START

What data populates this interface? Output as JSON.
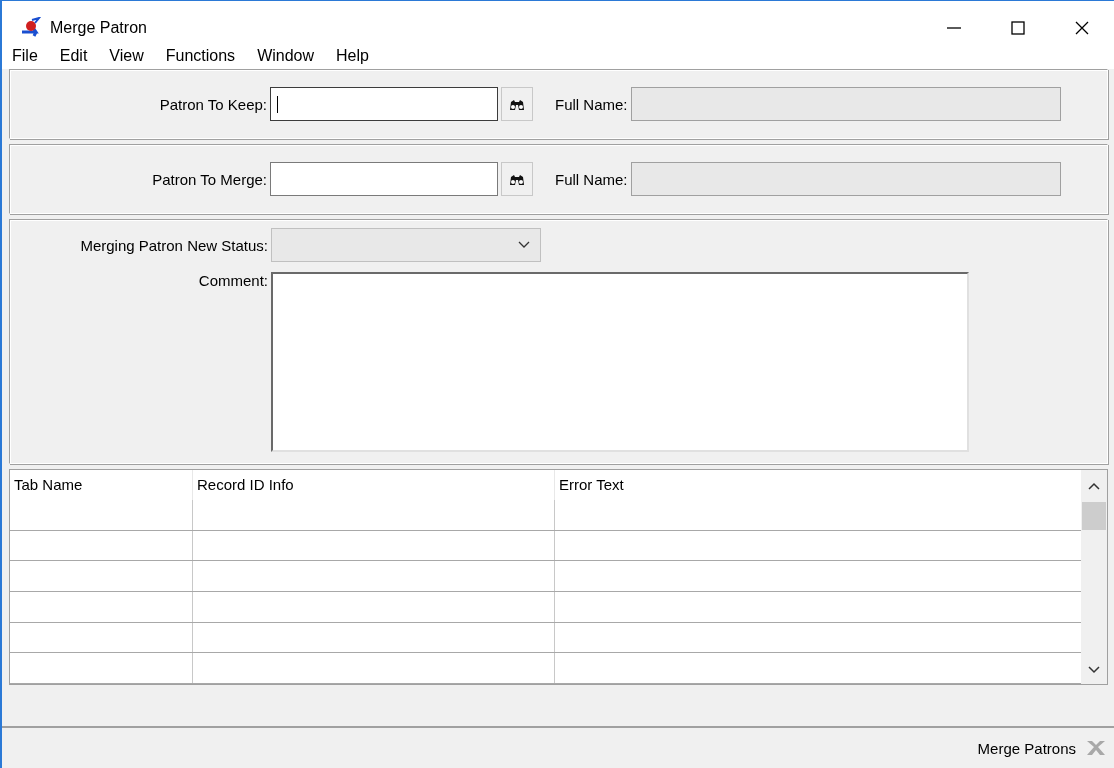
{
  "window": {
    "title": "Merge Patron"
  },
  "menu": [
    "File",
    "Edit",
    "View",
    "Functions",
    "Window",
    "Help"
  ],
  "patron_panels": [
    {
      "label": "Patron To Keep:",
      "focused": true,
      "full_name_label": "Full Name:",
      "full_name_disabled": true
    },
    {
      "label": "Patron To Merge:",
      "focused": false,
      "full_name_label": "Full Name:",
      "full_name_disabled": true
    }
  ],
  "status_field": {
    "label": "Merging Patron New Status:",
    "disabled": true
  },
  "comment": {
    "label": "Comment:"
  },
  "table": {
    "columns": [
      "Tab Name",
      "Record ID Info",
      "Error Text"
    ]
  },
  "status_bar": {
    "text": "Merge Patrons"
  }
}
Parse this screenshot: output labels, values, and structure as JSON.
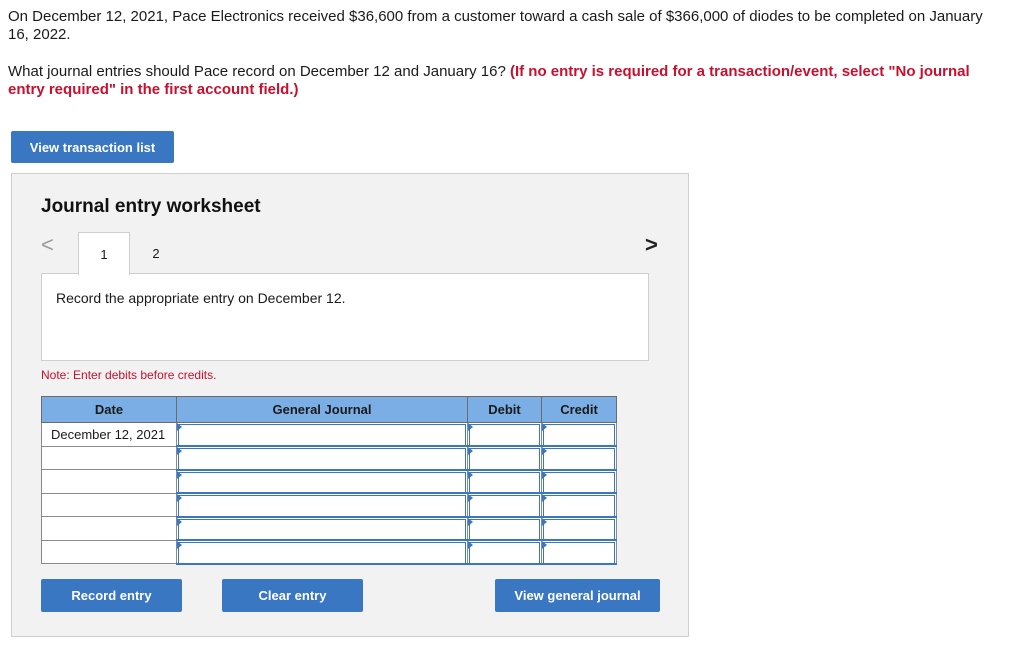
{
  "question": {
    "paragraph1": "On December 12, 2021, Pace Electronics received $36,600 from a customer toward a cash sale of $366,000 of diodes to be completed on January 16, 2022.",
    "paragraph2_plain": "What journal entries should Pace record on December 12 and January 16? ",
    "paragraph2_emphasis": "(If no entry is required for a transaction/event, select \"No journal entry required\" in the first account field.)"
  },
  "buttons": {
    "view_transaction_list": "View transaction list",
    "record_entry": "Record entry",
    "clear_entry": "Clear entry",
    "view_general_journal": "View general journal"
  },
  "worksheet": {
    "title": "Journal entry worksheet",
    "nav": {
      "prev_icon": "chevron-left-icon",
      "prev_glyph": "<",
      "next_icon": "chevron-right-icon",
      "next_glyph": ">"
    },
    "tabs": [
      {
        "label": "1",
        "active": true
      },
      {
        "label": "2",
        "active": false
      }
    ],
    "instruction": "Record the appropriate entry on December 12.",
    "note": "Note: Enter debits before credits."
  },
  "table": {
    "headers": {
      "date": "Date",
      "general_journal": "General Journal",
      "debit": "Debit",
      "credit": "Credit"
    },
    "rows": [
      {
        "date": "December 12, 2021"
      },
      {
        "date": ""
      },
      {
        "date": ""
      },
      {
        "date": ""
      },
      {
        "date": ""
      },
      {
        "date": ""
      }
    ]
  },
  "colors": {
    "button_blue": "#3a77c2",
    "header_blue": "#7aaee4",
    "emphasis_red": "#c8102e",
    "panel_gray": "#f2f2f2"
  }
}
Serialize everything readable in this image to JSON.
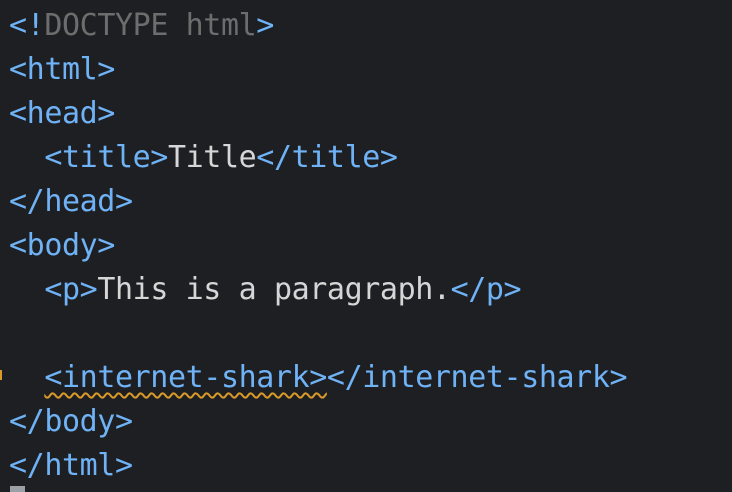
{
  "editor": {
    "lines": [
      {
        "tag_open": "<",
        "bang": "!",
        "doctype": "DOCTYPE html",
        "tag_close": ">"
      },
      {
        "tag": "<html>"
      },
      {
        "tag": "<head>"
      },
      {
        "indent": "  ",
        "open": "<title>",
        "text": "Title",
        "close": "</title>"
      },
      {
        "tag": "</head>"
      },
      {
        "tag": "<body>"
      },
      {
        "indent": "  ",
        "open": "<p>",
        "text": "This is a paragraph.",
        "close": "</p>"
      },
      {
        "tag": ""
      },
      {
        "indent": "  ",
        "open": "<internet-shark>",
        "close": "</internet-shark>"
      },
      {
        "tag": "</body>"
      },
      {
        "tag": "</html>"
      }
    ]
  },
  "colors": {
    "background": "#1e1f23",
    "tag": "#6fb3f6",
    "text": "#d6d6d6",
    "doctype": "#6d6d6d",
    "warning": "#d99a2a"
  }
}
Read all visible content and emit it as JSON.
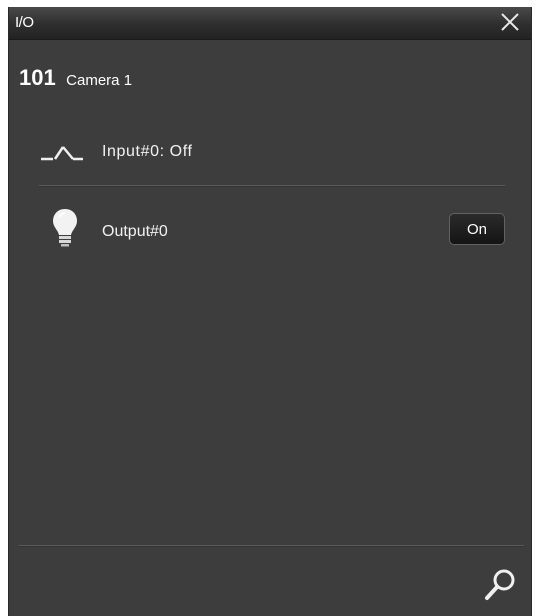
{
  "window": {
    "title": "I/O"
  },
  "camera": {
    "number": "101",
    "name": "Camera 1"
  },
  "inputs": [
    {
      "label": "Input#0: Off",
      "icon": "input-switch-icon"
    }
  ],
  "outputs": [
    {
      "label": "Output#0",
      "icon": "lightbulb-icon",
      "button_label": "On"
    }
  ],
  "footer": {
    "icon": "search-icon"
  }
}
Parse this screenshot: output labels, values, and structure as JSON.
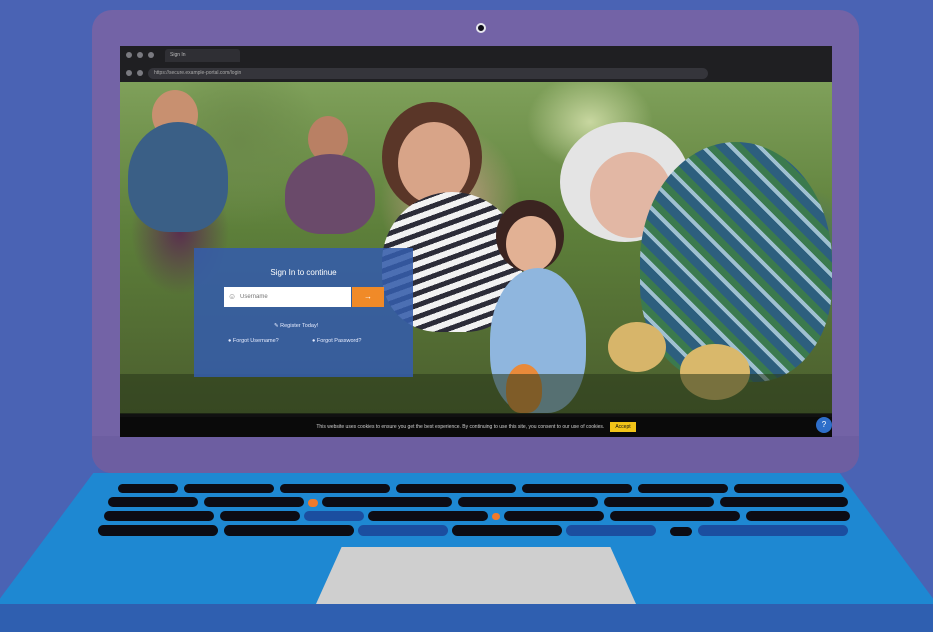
{
  "browser": {
    "tab_title": "Sign In",
    "address": "https://secure.example-portal.com/login"
  },
  "signin": {
    "title": "Sign In to continue",
    "username_placeholder": "Username",
    "go_label": "→",
    "register_label": "Register Today!",
    "forgot_username_label": "Forgot Username?",
    "forgot_password_label": "Forgot Password?"
  },
  "cookie": {
    "text": "This website uses cookies to ensure you get the best experience. By continuing to use this site, you consent to our use of cookies.",
    "accept_label": "Accept"
  },
  "help": {
    "icon": "chat-icon",
    "glyph": "?"
  },
  "colors": {
    "background": "#4a63b4",
    "lid": "#7363a6",
    "base": "#1e88d2",
    "signin_panel": "#345caa",
    "go_button": "#f08a28",
    "cookie_accept": "#f2c418"
  }
}
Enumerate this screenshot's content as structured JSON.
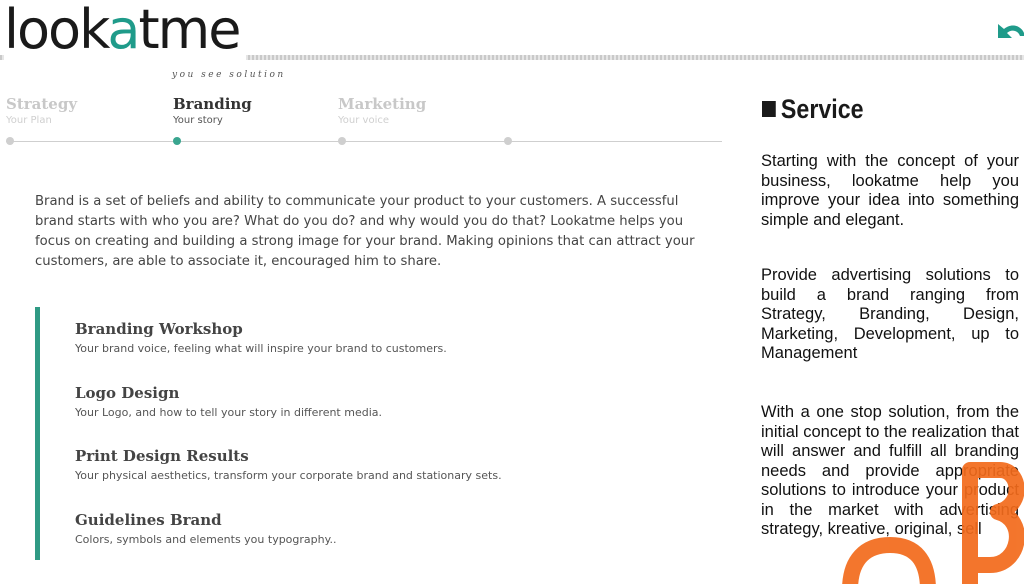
{
  "header": {
    "logo_text_part1": "look",
    "logo_text_accent": "a",
    "logo_text_part2": "tme",
    "tagline": "you see solution",
    "back_icon": "undo-arrow-icon",
    "accent_color": "#1f9b8a"
  },
  "tabs": [
    {
      "title": "Strategy",
      "subtitle": "Your Plan",
      "active": false
    },
    {
      "title": "Branding",
      "subtitle": "Your story",
      "active": true
    },
    {
      "title": "Marketing",
      "subtitle": "Your voice",
      "active": false
    }
  ],
  "main": {
    "intro": "Brand is a set of beliefs and ability to communicate your product to your customers. A successful brand starts with who you are? What do you do? and why would you do that? Lookatme helps you focus on creating and building a strong image for your brand. Making opinions that can attract your customers, are able to associate it, encouraged him to share.",
    "services": [
      {
        "title": "Branding Workshop",
        "desc": "Your brand voice, feeling what will inspire your brand to customers."
      },
      {
        "title": "Logo Design",
        "desc": "Your Logo, and how to tell your story in different media."
      },
      {
        "title": "Print Design Results",
        "desc": "Your physical aesthetics, transform your corporate brand and stationary sets."
      },
      {
        "title": "Guidelines Brand",
        "desc": "Colors, symbols and elements you typography.."
      }
    ]
  },
  "sidebar": {
    "heading": "Service",
    "paragraphs": [
      "Starting with the concept of your business, lookatme help you improve your idea into something simple and elegant.",
      "Provide advertising solutions to build a brand ranging from Strategy, Branding, Design, Marketing, Development, up to Management",
      "With a one stop solution, from the initial concept to the realization that will answer and fulfill all branding needs and provide appropriate solutions to introduce your product in the market with advertising strategy, kreative, original, sell"
    ],
    "watermark_color": "#f26a1b"
  }
}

END

▸ Problem requirements:
From the listing above, copy out each line where the word "Pace" appears.

▸ Task solution:
    "paragraph1": "On December 12, 2021, Pace Electronics received $36,600 from a customer toward a cash sale of $366,000 of diodes to be completed on January 16, 2022.",
    "paragraph2_plain": "What journal entries should Pace record on December 12 and January 16? ",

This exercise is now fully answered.